● WHAT TO WORK ON: Each entry below should be reproduced character for character.

[A run of records]

━━━━━━━━━━━━━━━━━━━━

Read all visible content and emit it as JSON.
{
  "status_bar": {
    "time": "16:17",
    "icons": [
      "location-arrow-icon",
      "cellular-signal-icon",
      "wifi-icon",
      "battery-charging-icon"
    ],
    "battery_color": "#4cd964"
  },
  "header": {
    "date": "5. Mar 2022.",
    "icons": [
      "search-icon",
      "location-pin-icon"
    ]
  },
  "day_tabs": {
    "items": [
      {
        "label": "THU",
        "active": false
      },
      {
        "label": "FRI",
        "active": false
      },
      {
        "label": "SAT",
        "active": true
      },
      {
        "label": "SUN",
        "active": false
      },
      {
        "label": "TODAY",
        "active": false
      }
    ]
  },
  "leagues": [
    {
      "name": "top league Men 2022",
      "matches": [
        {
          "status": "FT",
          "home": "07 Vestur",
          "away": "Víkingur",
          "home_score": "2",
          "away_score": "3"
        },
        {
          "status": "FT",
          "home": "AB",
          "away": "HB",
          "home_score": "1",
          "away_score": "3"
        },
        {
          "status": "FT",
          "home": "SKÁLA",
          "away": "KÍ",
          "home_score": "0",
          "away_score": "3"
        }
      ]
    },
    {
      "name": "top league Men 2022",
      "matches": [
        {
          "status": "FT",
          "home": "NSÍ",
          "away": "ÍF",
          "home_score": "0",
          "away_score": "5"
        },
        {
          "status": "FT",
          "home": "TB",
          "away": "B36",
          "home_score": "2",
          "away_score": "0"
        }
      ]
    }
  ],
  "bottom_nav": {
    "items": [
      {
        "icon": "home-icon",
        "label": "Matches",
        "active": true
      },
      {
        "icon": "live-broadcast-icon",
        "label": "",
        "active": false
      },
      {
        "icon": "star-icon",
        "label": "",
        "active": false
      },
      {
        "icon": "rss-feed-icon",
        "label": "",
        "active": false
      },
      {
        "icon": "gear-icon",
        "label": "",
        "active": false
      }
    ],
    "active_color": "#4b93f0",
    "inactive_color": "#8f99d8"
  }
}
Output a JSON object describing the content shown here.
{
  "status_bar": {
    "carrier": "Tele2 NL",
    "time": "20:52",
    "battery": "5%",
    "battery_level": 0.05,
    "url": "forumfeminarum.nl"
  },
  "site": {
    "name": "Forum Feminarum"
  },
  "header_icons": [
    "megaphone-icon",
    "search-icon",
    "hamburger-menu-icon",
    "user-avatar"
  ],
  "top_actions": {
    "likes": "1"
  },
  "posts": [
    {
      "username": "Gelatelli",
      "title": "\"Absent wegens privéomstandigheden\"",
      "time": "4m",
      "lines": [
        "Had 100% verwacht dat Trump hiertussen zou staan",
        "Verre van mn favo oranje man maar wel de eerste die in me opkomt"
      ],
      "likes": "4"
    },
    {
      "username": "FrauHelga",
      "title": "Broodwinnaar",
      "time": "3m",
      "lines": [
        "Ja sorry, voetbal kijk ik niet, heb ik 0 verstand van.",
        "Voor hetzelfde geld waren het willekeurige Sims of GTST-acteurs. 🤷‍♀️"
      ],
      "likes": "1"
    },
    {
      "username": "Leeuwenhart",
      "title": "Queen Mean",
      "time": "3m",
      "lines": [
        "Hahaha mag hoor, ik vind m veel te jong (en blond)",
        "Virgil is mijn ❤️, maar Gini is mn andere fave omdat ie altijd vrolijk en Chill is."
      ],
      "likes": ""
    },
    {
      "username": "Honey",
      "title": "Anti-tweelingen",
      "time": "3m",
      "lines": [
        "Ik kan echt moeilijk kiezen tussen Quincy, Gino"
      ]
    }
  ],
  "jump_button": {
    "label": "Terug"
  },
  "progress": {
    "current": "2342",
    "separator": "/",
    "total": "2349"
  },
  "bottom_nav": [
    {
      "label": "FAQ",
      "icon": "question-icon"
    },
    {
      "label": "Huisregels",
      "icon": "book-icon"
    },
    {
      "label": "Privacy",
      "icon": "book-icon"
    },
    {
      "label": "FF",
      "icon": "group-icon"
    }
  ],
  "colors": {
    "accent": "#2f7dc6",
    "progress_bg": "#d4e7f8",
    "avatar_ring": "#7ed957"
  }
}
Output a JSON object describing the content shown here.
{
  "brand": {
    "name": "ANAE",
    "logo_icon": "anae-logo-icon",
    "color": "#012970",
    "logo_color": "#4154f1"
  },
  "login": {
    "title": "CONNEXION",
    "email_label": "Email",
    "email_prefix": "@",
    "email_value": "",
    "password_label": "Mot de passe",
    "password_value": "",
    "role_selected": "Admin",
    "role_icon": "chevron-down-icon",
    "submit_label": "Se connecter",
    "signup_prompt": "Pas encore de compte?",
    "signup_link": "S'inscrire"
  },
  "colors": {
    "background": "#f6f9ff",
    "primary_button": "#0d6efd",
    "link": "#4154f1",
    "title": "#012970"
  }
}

━━━━━━━━━━━━━━━━━━━━

● OUTPUT OF THE EXERCISE:
Read all visible content and emit it as JSON.
{
  "status_bar": {
    "time": "16:17",
    "icons": [
      "location-arrow-icon",
      "cellular-signal-icon",
      "wifi-icon",
      "battery-charging-icon"
    ],
    "battery_color": "#4cd964"
  },
  "header": {
    "date": "5. Mar 2022.",
    "icons": [
      "search-icon",
      "location-pin-icon"
    ]
  },
  "day_tabs": {
    "items": [
      {
        "label": "THU",
        "active": false
      },
      {
        "label": "FRI",
        "active": false
      },
      {
        "label": "SAT",
        "active": true
      },
      {
        "label": "SUN",
        "active": false
      },
      {
        "label": "TODAY",
        "active": false
      }
    ]
  },
  "leagues": [
    {
      "name": "top league Men 2022",
      "matches": [
        {
          "status": "FT",
          "home": "07 Vestur",
          "away": "Víkingur",
          "home_score": "2",
          "away_score": "3"
        },
        {
          "status": "FT",
          "home": "AB",
          "away": "HB",
          "home_score": "1",
          "away_score": "3"
        },
        {
          "status": "FT",
          "home": "SKÁLA",
          "away": "KÍ",
          "home_score": "0",
          "away_score": "3"
        }
      ]
    },
    {
      "name": "top league Men 2022",
      "matches": [
        {
          "status": "FT",
          "home": "NSÍ",
          "away": "ÍF",
          "home_score": "0",
          "away_score": "5"
        },
        {
          "status": "FT",
          "home": "TB",
          "away": "B36",
          "home_score": "2",
          "away_score": "0"
        }
      ]
    }
  ],
  "bottom_nav": {
    "items": [
      {
        "icon": "home-icon",
        "label": "Matches",
        "active": true
      },
      {
        "icon": "live-broadcast-icon",
        "label": "",
        "active": false
      },
      {
        "icon": "star-icon",
        "label": "",
        "active": false
      },
      {
        "icon": "rss-feed-icon",
        "label": "",
        "active": false
      },
      {
        "icon": "gear-icon",
        "label": "",
        "active": false
      }
    ],
    "active_color": "#4b93f0",
    "inactive_color": "#8f99d8"
  }
}
Output a JSON object describing the content shown here.
{
  "status_bar": {
    "carrier": "Tele2 NL",
    "time": "20:52",
    "battery": "5%",
    "battery_level": 0.05,
    "url": "forumfeminarum.nl"
  },
  "site": {
    "name": "Forum Feminarum"
  },
  "header_icons": [
    "megaphone-icon",
    "search-icon",
    "hamburger-menu-icon",
    "user-avatar"
  ],
  "top_actions": {
    "likes": "1"
  },
  "posts": [
    {
      "username": "Gelatelli",
      "title": "\"Absent wegens privéomstandigheden\"",
      "time": "4m",
      "lines": [
        "Had 100% verwacht dat Trump hiertussen zou staan",
        "Verre van mn favo oranje man maar wel de eerste die in me opkomt"
      ],
      "likes": "4"
    },
    {
      "username": "FrauHelga",
      "title": "Broodwinnaar",
      "time": "3m",
      "lines": [
        "Ja sorry, voetbal kijk ik niet, heb ik 0 verstand van.",
        "Voor hetzelfde geld waren het willekeurige Sims of GTST-acteurs. 🤷‍♀️"
      ],
      "likes": "1"
    },
    {
      "username": "Leeuwenhart",
      "title": "Queen Mean",
      "time": "3m",
      "lines": [
        "Hahaha mag hoor, ik vind m veel te jong (en blond)",
        "Virgil is mijn ❤️, maar Gini is mn andere fave omdat ie altijd vrolijk en Chill is."
      ],
      "likes": ""
    },
    {
      "username": "Honey",
      "title": "Anti-tweelingen",
      "time": "3m",
      "lines": [
        "Ik kan echt moeilijk kiezen tussen Quincy, Gino"
      ]
    }
  ],
  "jump_button": {
    "label": "Terug"
  },
  "progress": {
    "current": "2342",
    "separator": "/",
    "total": "2349"
  },
  "bottom_nav": [
    {
      "label": "FAQ",
      "icon": "question-icon"
    },
    {
      "label": "Huisregels",
      "icon": "book-icon"
    },
    {
      "label": "Privacy",
      "icon": "book-icon"
    },
    {
      "label": "FF",
      "icon": "group-icon"
    }
  ],
  "colors": {
    "accent": "#2f7dc6",
    "progress_bg": "#d4e7f8",
    "avatar_ring": "#7ed957"
  }
}
Output a JSON object describing the content shown here.
{
  "brand": {
    "name": "ANAE",
    "logo_icon": "anae-logo-icon",
    "color": "#012970",
    "logo_color": "#4154f1"
  },
  "login": {
    "title": "CONNEXION",
    "email_label": "Email",
    "email_prefix": "@",
    "email_value": "",
    "password_label": "Mot de passe",
    "password_value": "",
    "role_selected": "Admin",
    "role_icon": "chevron-down-icon",
    "submit_label": "Se connecter",
    "signup_prompt": "Pas encore de compte?",
    "signup_link": "S'inscrire"
  },
  "colors": {
    "background": "#f6f9ff",
    "primary_button": "#0d6efd",
    "link": "#4154f1",
    "title": "#012970"
  }
}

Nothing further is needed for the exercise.